— Start of Material to process —

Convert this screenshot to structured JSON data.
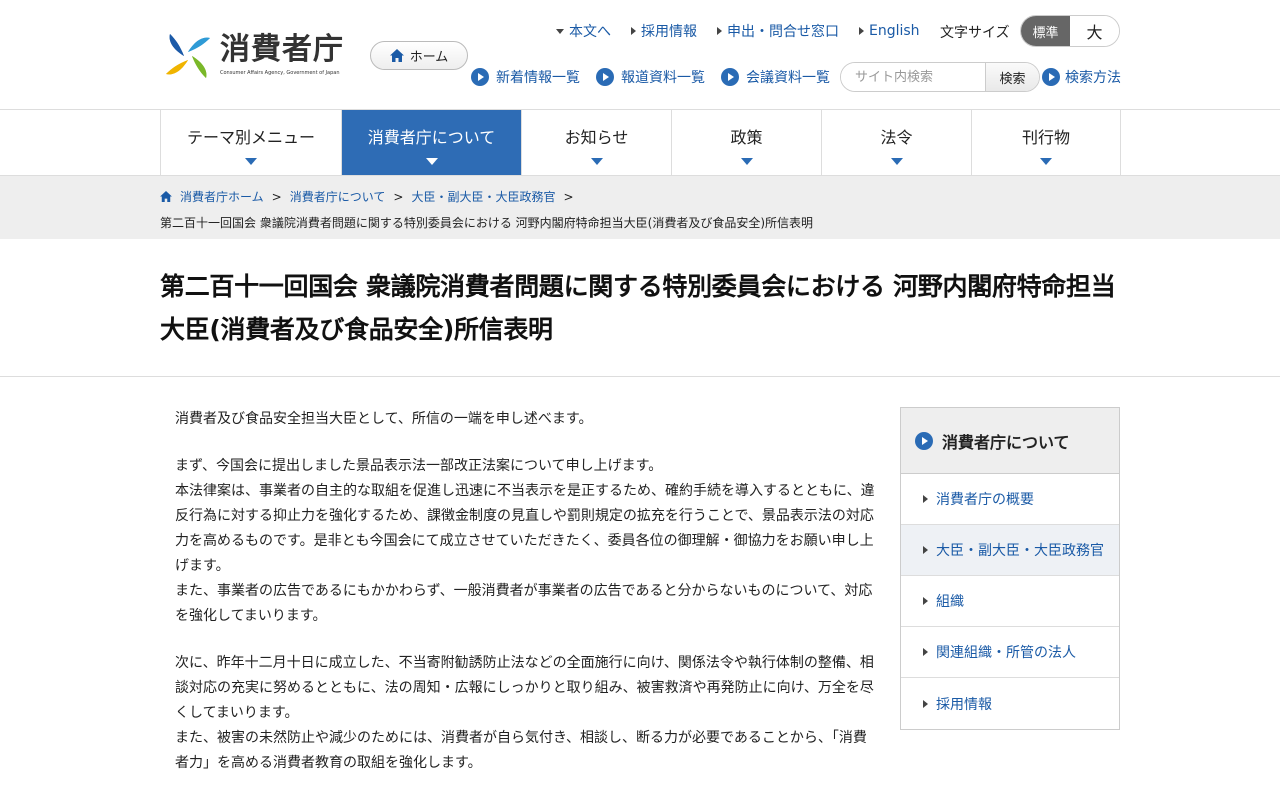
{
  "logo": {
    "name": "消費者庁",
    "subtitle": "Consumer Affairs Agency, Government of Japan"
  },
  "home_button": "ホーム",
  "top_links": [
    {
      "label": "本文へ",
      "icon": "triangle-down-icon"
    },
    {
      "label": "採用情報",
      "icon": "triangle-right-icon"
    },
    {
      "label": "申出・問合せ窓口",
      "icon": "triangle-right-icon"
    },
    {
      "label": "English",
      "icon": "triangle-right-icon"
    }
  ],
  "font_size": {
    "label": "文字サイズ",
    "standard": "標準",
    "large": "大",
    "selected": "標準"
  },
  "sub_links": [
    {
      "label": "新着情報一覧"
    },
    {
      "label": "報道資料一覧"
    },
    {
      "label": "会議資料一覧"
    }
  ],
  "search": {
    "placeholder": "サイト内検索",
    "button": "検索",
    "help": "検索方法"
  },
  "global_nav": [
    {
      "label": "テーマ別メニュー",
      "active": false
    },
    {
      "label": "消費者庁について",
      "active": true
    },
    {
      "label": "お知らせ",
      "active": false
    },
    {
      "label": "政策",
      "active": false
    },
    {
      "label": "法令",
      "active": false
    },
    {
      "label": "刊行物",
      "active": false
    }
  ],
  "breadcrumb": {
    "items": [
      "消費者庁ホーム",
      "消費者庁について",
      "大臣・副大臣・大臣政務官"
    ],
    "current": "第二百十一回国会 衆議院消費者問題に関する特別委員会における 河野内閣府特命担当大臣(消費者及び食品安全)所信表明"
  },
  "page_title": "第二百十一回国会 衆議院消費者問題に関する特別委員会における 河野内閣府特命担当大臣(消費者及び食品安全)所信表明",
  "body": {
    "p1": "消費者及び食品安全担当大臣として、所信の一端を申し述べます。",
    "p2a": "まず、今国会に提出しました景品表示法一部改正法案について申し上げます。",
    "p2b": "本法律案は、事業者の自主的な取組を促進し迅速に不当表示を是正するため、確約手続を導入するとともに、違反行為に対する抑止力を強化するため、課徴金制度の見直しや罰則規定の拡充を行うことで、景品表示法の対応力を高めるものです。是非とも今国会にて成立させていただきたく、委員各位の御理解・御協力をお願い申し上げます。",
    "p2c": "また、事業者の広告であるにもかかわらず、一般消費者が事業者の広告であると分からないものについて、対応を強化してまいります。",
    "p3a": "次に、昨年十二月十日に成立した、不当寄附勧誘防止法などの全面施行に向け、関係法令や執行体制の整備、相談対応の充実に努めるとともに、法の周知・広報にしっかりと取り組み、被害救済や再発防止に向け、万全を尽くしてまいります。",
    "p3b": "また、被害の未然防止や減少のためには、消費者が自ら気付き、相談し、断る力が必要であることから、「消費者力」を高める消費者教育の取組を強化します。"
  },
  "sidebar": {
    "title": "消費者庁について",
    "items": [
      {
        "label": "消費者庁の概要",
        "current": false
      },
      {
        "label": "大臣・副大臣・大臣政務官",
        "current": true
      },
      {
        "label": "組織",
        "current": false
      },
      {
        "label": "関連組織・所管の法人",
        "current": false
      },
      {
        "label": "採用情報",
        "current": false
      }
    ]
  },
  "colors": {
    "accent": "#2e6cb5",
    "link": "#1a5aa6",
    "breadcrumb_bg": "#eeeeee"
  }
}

— End of Material to process —
— Start of Material to process —

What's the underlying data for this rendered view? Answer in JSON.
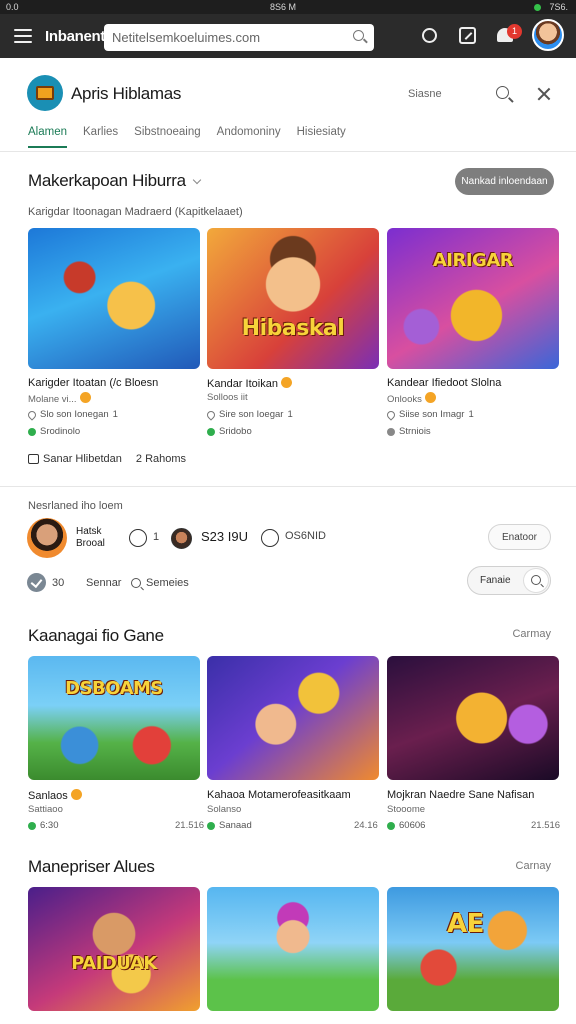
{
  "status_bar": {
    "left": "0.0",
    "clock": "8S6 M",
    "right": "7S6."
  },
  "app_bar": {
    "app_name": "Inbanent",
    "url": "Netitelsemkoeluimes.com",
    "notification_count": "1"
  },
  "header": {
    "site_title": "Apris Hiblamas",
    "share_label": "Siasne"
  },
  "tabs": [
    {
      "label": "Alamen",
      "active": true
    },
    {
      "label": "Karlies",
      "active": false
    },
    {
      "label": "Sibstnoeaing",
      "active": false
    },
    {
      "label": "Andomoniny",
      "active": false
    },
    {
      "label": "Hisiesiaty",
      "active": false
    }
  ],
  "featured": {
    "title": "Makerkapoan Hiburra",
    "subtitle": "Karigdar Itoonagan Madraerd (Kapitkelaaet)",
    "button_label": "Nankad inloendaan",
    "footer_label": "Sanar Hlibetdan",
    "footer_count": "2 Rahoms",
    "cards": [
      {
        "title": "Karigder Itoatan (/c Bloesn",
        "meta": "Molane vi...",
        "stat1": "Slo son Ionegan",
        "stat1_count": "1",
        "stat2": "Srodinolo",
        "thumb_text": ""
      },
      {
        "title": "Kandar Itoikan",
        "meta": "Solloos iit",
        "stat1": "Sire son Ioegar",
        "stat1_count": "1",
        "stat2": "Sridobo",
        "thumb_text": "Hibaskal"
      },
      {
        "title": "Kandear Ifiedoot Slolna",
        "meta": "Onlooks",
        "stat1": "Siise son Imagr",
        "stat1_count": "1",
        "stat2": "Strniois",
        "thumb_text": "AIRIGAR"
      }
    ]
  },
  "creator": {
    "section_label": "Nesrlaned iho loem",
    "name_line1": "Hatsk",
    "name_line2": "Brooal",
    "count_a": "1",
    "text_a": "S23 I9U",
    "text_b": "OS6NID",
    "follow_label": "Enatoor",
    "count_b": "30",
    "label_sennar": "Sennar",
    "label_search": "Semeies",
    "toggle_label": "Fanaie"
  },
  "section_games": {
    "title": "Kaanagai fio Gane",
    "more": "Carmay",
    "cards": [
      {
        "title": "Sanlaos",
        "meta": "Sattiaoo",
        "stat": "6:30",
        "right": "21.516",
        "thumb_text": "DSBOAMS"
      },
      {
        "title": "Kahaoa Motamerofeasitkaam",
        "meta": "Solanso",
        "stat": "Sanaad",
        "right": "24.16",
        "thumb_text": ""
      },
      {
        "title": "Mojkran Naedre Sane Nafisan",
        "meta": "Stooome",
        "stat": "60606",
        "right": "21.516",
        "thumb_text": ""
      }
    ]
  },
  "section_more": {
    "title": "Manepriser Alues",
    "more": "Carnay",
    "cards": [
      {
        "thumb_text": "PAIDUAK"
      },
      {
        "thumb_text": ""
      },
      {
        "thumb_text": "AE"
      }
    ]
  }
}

— End of Material to process —

Copy every line of the listing containing the string "河野内閣府特命担当大臣".

    "current": "第二百十一回国会 衆議院消費者問題に関する特別委員会における 河野内閣府特命担当大臣(消費者及び食品安全)所信表明"
  "page_title": "第二百十一回国会 衆議院消費者問題に関する特別委員会における 河野内閣府特命担当大臣(消費者及び食品安全)所信表明",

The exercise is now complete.